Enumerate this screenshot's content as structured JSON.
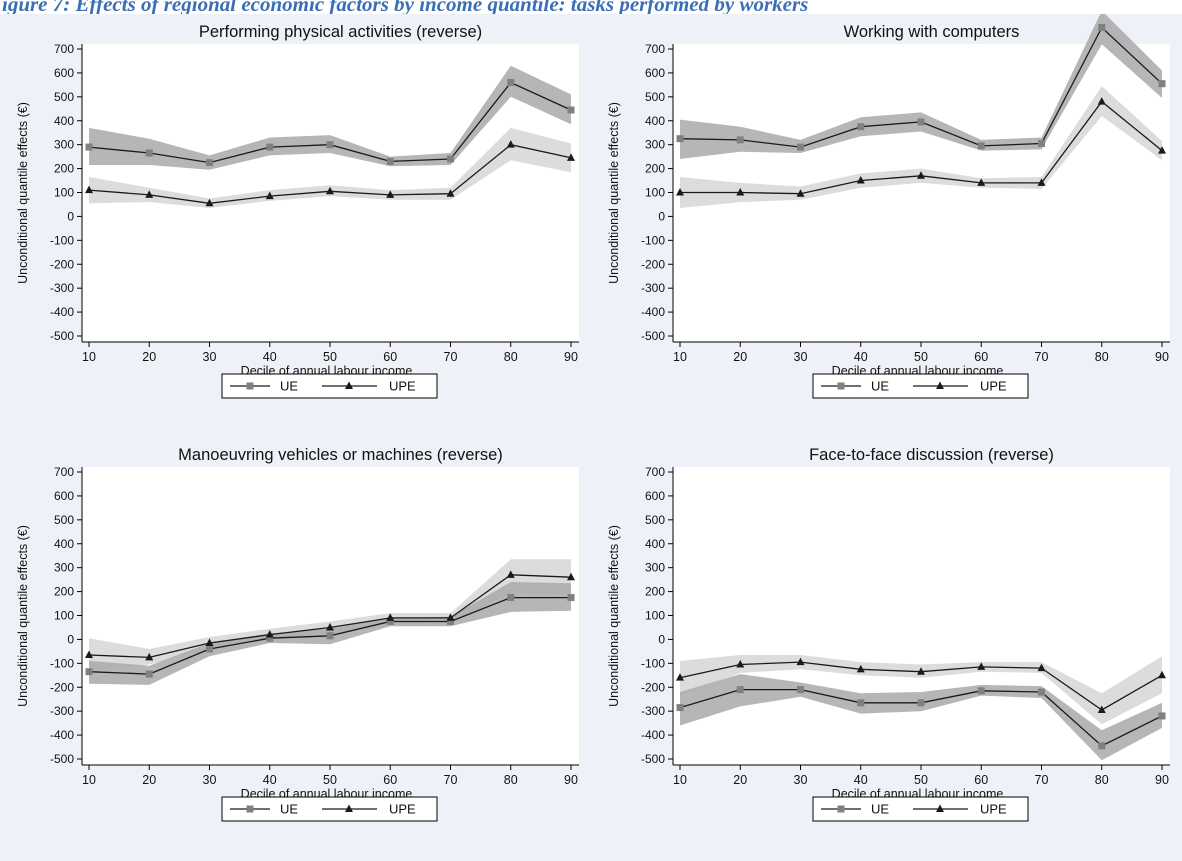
{
  "header": {
    "caption": "igure 7: Effects of regional economic factors by income quantile: tasks performed by workers"
  },
  "theme": {
    "plot_bg": "#ffffff",
    "outer_bg": "#eef2f8",
    "ue_band": "#a9a9a9",
    "upe_band": "#dcdcdc",
    "line_color": "#1a1a1a",
    "marker_color": "#808080"
  },
  "chart_data": [
    {
      "type": "line",
      "title": "Performing physical activities (reverse)",
      "xlabel": "Decile of annual labour income",
      "ylabel": "Unconditional quantile effects (€)",
      "x": [
        10,
        20,
        30,
        40,
        50,
        60,
        70,
        80,
        90
      ],
      "xticks": [
        "10",
        "20",
        "30",
        "40",
        "50",
        "60",
        "70",
        "80",
        "90"
      ],
      "ylim": [
        -500,
        700
      ],
      "yticks": [
        "700",
        "600",
        "500",
        "400",
        "300",
        "200",
        "100",
        "0",
        "-100",
        "-200",
        "-300",
        "-400",
        "-500"
      ],
      "legend": [
        "UE",
        "UPE"
      ],
      "legend_position": "bottom",
      "series": [
        {
          "name": "UE",
          "marker": "square",
          "values": [
            290,
            265,
            225,
            290,
            300,
            230,
            240,
            560,
            445
          ],
          "lower": [
            215,
            215,
            195,
            255,
            265,
            210,
            215,
            500,
            385
          ],
          "upper": [
            370,
            325,
            255,
            330,
            340,
            250,
            265,
            630,
            510
          ]
        },
        {
          "name": "UPE",
          "marker": "triangle",
          "values": [
            110,
            90,
            55,
            85,
            105,
            90,
            95,
            300,
            245
          ],
          "lower": [
            55,
            60,
            35,
            65,
            85,
            70,
            70,
            235,
            185
          ],
          "upper": [
            165,
            120,
            75,
            110,
            130,
            110,
            120,
            370,
            305
          ]
        }
      ]
    },
    {
      "type": "line",
      "title": "Working with computers",
      "xlabel": "Decile of annual labour income",
      "ylabel": "Unconditional quantile effects (€)",
      "x": [
        10,
        20,
        30,
        40,
        50,
        60,
        70,
        80,
        90
      ],
      "xticks": [
        "10",
        "20",
        "30",
        "40",
        "50",
        "60",
        "70",
        "80",
        "90"
      ],
      "ylim": [
        -500,
        700
      ],
      "yticks": [
        "700",
        "600",
        "500",
        "400",
        "300",
        "200",
        "100",
        "0",
        "-100",
        "-200",
        "-300",
        "-400",
        "-500"
      ],
      "ytop": 850,
      "legend": [
        "UE",
        "UPE"
      ],
      "legend_position": "bottom",
      "series": [
        {
          "name": "UE",
          "marker": "square",
          "values": [
            325,
            320,
            290,
            375,
            395,
            295,
            305,
            790,
            555
          ],
          "lower": [
            240,
            270,
            265,
            335,
            355,
            275,
            280,
            720,
            495
          ],
          "upper": [
            405,
            375,
            320,
            415,
            435,
            320,
            330,
            860,
            610
          ]
        },
        {
          "name": "UPE",
          "marker": "triangle",
          "values": [
            100,
            100,
            95,
            150,
            170,
            140,
            140,
            480,
            275
          ],
          "lower": [
            35,
            60,
            70,
            120,
            140,
            120,
            115,
            420,
            235
          ],
          "upper": [
            165,
            140,
            125,
            180,
            200,
            160,
            165,
            545,
            315
          ]
        }
      ]
    },
    {
      "type": "line",
      "title": "Manoeuvring vehicles or machines (reverse)",
      "xlabel": "Decile of annual labour income",
      "ylabel": "Unconditional quantile effects (€)",
      "x": [
        10,
        20,
        30,
        40,
        50,
        60,
        70,
        80,
        90
      ],
      "xticks": [
        "10",
        "20",
        "30",
        "40",
        "50",
        "60",
        "70",
        "80",
        "90"
      ],
      "ylim": [
        -500,
        700
      ],
      "yticks": [
        "700",
        "600",
        "500",
        "400",
        "300",
        "200",
        "100",
        "0",
        "-100",
        "-200",
        "-300",
        "-400",
        "-500"
      ],
      "legend": [
        "UE",
        "UPE"
      ],
      "legend_position": "bottom",
      "series": [
        {
          "name": "UE",
          "marker": "square",
          "values": [
            -135,
            -145,
            -40,
            5,
            15,
            75,
            75,
            175,
            175
          ],
          "lower": [
            -185,
            -190,
            -70,
            -15,
            -20,
            55,
            55,
            115,
            120
          ],
          "upper": [
            -90,
            -110,
            -15,
            25,
            45,
            90,
            95,
            240,
            235
          ]
        },
        {
          "name": "UPE",
          "marker": "triangle",
          "values": [
            -65,
            -75,
            -15,
            20,
            50,
            90,
            90,
            270,
            260
          ],
          "lower": [
            -135,
            -105,
            -40,
            0,
            25,
            65,
            65,
            195,
            190
          ],
          "upper": [
            5,
            -40,
            10,
            45,
            75,
            110,
            110,
            335,
            335
          ]
        }
      ]
    },
    {
      "type": "line",
      "title": "Face-to-face discussion (reverse)",
      "xlabel": "Decile of annual labour income",
      "ylabel": "Unconditional quantile effects (€)",
      "x": [
        10,
        20,
        30,
        40,
        50,
        60,
        70,
        80,
        90
      ],
      "xticks": [
        "10",
        "20",
        "30",
        "40",
        "50",
        "60",
        "70",
        "80",
        "90"
      ],
      "ylim": [
        -500,
        700
      ],
      "yticks": [
        "700",
        "600",
        "500",
        "400",
        "300",
        "200",
        "100",
        "0",
        "-100",
        "-200",
        "-300",
        "-400",
        "-500"
      ],
      "legend": [
        "UE",
        "UPE"
      ],
      "legend_position": "bottom",
      "series": [
        {
          "name": "UE",
          "marker": "square",
          "values": [
            -285,
            -210,
            -210,
            -265,
            -265,
            -215,
            -220,
            -445,
            -320
          ],
          "lower": [
            -360,
            -280,
            -240,
            -310,
            -300,
            -235,
            -245,
            -505,
            -370
          ],
          "upper": [
            -220,
            -145,
            -180,
            -225,
            -220,
            -190,
            -195,
            -380,
            -265
          ]
        },
        {
          "name": "UPE",
          "marker": "triangle",
          "values": [
            -160,
            -105,
            -95,
            -125,
            -135,
            -115,
            -120,
            -295,
            -150
          ],
          "lower": [
            -235,
            -140,
            -125,
            -150,
            -160,
            -135,
            -140,
            -355,
            -225
          ],
          "upper": [
            -90,
            -65,
            -65,
            -95,
            -105,
            -95,
            -95,
            -225,
            -70
          ]
        }
      ]
    }
  ]
}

**Exercise prompt**
Find the lines holding "title" and list every one.

**Exercise response**
      "title": "Performing physical activities (reverse)",
      "title": "Working with computers",
      "title": "Manoeuvring vehicles or machines (reverse)",
      "title": "Face-to-face discussion (reverse)",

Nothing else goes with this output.